* Start TEXT PROVIDED *

I have a confession to make: I can be my own best buzzkill. I was this week.
Two nights ago, I was thrilled to hear that I’d made my first affiliate sale. Someone purchased Inside-Out Simplicity via A Wish Come Clear (thank you, whoever you are.) Someone had a fantastic book to read…and I’d made a sale! I’ve had (wonderful, generous) donations, but a sale! I bounced around with excitement. I tweeted about it with Josh Becker (the author.) He was glad to be a part of my first sale. I thought about how exciting it was, how much I’m looking forward to publishing my own ebook and this site’s upcoming redesign.
And then I started downplaying it all.
I put on what Danielle LaPorte calls the ‘happiness muffle’. I subdued my excitement, saying to my husband, “It’s a start, but…it’s not big deal. Just $6.”
It was amazing how quickly my mood changed. I’d been elated, and suddenly, I was downcast. I thought, “I have so much farther to go…the site’s still so small…maybe it was a one-time fluke…”
Have you done this? Have you ever hit a milestone of some kind and then cut short the celebration with rationalizing or comparing yourself to others?
I considered the impulses behind my downplaying:
1. Fear of showing enthusiasm/revealing how much I care about a certain milestone or success. There’s a false belief that, if I show too much joy over something, it will be snatched away.
2. A ‘don’t rest on your laurels’ approach that pushes me past celebration and back to work right away. It’s another false belief that, if I am happy with a success, it will take away my determination to work toward a greater goal.
3. Belief that small things are insignificant.
I’ll focus on number 3, because it’s the most insidious one.
Small things get a bad rap. My mom used to quote me the verse, “Do not despise the day of small things.” She must have sensed within me a tendency to associate bigger with better. When we think this way, we miss out on opportunities. We get paralyzed by our own big dreams. We forget that doing a little bit every day can get us where we want to go; that giving a little bit matters; that overcoming our fear means taking one small courageous step at a time.

* End TEXT PROVIDED *

_TASKS TO COMPLETE_:
1. Rewrite everything in the post from "I have a confession" down to "site’s upcoming redesign.", putting "order" wherever "sale" appears.
2. Reproduce the listing from the line containing "Annotate this image: name" down to the line containing "detail-label: Visibility xyxy=(86,289,148,309)", both lines included, and leave out the picture.

* Start RECORDS SHOWN *

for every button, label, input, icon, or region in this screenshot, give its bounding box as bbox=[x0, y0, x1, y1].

* End RECORDS SHOWN *
* Start RECORDS SHOWN *

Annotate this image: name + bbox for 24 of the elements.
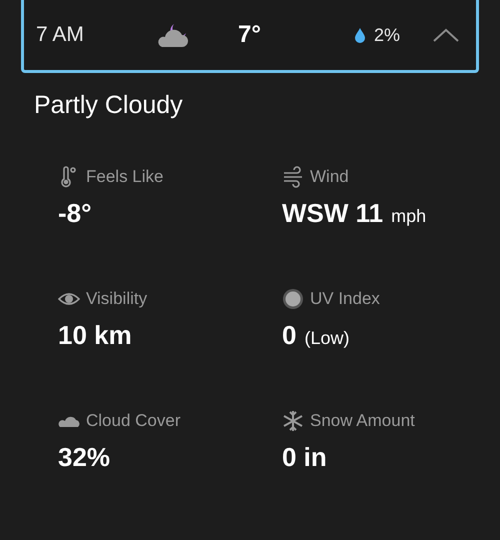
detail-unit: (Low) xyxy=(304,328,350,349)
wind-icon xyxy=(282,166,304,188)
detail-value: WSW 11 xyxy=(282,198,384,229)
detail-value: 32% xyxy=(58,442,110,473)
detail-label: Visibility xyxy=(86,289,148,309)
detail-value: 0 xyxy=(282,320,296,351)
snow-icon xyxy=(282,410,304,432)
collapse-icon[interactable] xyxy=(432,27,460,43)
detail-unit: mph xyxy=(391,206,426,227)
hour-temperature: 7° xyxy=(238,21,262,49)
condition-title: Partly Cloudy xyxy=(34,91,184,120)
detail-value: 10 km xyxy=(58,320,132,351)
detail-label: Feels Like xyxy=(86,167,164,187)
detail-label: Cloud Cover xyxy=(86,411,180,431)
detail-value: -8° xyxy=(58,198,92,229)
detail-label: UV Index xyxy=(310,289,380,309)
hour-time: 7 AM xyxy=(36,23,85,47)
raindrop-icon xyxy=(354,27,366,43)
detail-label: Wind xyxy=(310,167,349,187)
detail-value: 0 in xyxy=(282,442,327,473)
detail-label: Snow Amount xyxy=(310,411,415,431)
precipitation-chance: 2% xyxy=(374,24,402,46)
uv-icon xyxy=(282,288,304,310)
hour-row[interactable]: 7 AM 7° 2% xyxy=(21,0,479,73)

* End RECORDS SHOWN *
* Start RECORDS SHOWN *

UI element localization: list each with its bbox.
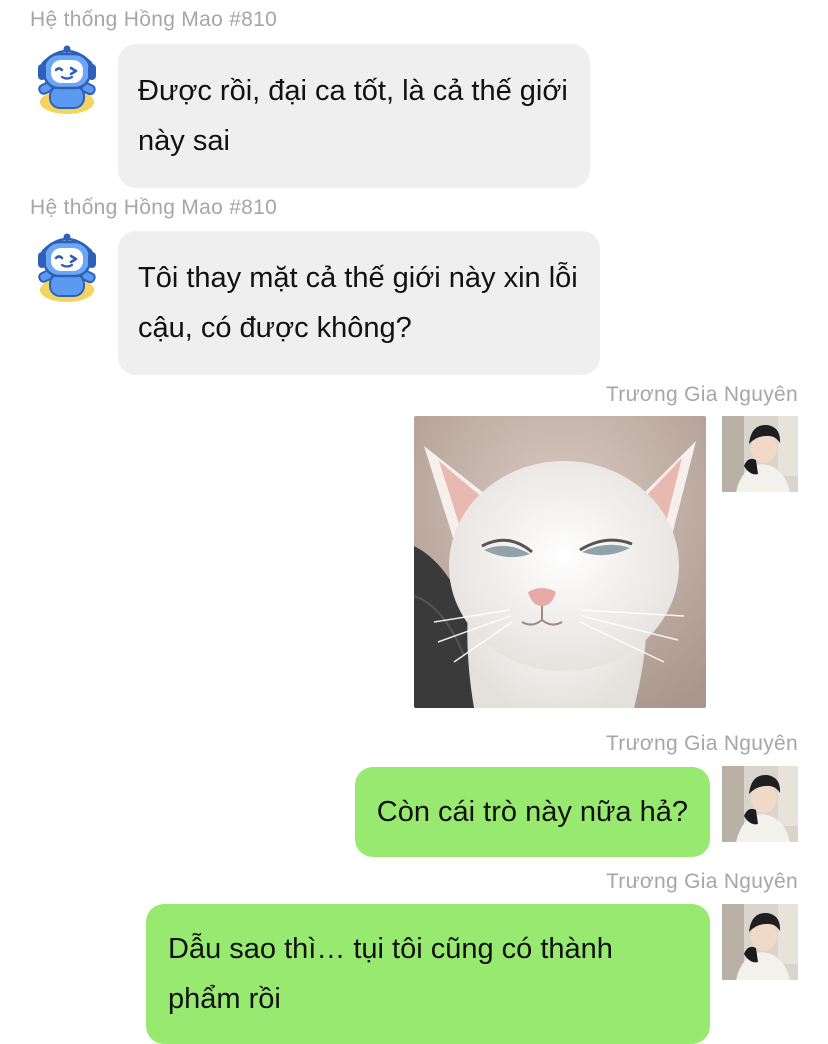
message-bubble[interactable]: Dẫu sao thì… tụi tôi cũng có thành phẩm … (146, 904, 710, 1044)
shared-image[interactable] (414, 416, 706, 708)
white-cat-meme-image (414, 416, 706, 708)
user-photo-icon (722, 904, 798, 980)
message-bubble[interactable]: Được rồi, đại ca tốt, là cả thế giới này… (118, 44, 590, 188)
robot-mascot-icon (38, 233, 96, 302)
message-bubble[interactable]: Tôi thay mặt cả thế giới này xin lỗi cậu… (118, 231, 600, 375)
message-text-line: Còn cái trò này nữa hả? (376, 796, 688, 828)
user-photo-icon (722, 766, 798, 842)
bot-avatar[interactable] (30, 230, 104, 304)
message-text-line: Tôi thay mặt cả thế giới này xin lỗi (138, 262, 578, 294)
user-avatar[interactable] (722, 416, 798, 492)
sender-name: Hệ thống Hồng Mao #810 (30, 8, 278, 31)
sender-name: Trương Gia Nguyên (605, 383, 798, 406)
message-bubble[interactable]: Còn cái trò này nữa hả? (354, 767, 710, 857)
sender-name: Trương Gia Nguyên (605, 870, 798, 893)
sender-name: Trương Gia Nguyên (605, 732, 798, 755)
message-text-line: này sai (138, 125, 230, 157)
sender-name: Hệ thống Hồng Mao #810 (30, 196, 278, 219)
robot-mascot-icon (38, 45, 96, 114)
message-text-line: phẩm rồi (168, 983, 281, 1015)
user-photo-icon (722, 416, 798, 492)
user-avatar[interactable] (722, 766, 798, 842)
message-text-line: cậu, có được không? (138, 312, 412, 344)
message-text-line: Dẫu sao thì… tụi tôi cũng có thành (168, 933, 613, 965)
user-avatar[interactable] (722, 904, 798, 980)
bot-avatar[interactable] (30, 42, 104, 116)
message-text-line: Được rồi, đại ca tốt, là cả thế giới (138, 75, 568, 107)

* End RECORDS SHOWN *

_RESPONSES_:
1.
I have a confession to make: I can be my own best buzzkill. I was this week.
Two nights ago, I was thrilled to hear that I’d made my first affiliate order. Someone purchased Inside-Out Simplicity via A Wish Come Clear (thank you, whoever you are.) Someone had a fantastic book to read…and I’d made a order! I’ve had (wonderful, generous) donations, but a order! I bounced around with excitement. I tweeted about it with Josh Becker (the author.) He was glad to be a part of my first order. I thought about how exciting it was, how much I’m looking forward to publishing my own ebook and this site’s upcoming redesign.

2.
Annotate this image: name + bbox for 24 of the elements.
detail-unit: (Low) xyxy=(304,328,350,349)
wind-icon xyxy=(282,166,304,188)
detail-value: WSW 11 xyxy=(282,198,384,229)
detail-value: 32% xyxy=(58,442,110,473)
detail-label: Visibility xyxy=(86,289,148,309)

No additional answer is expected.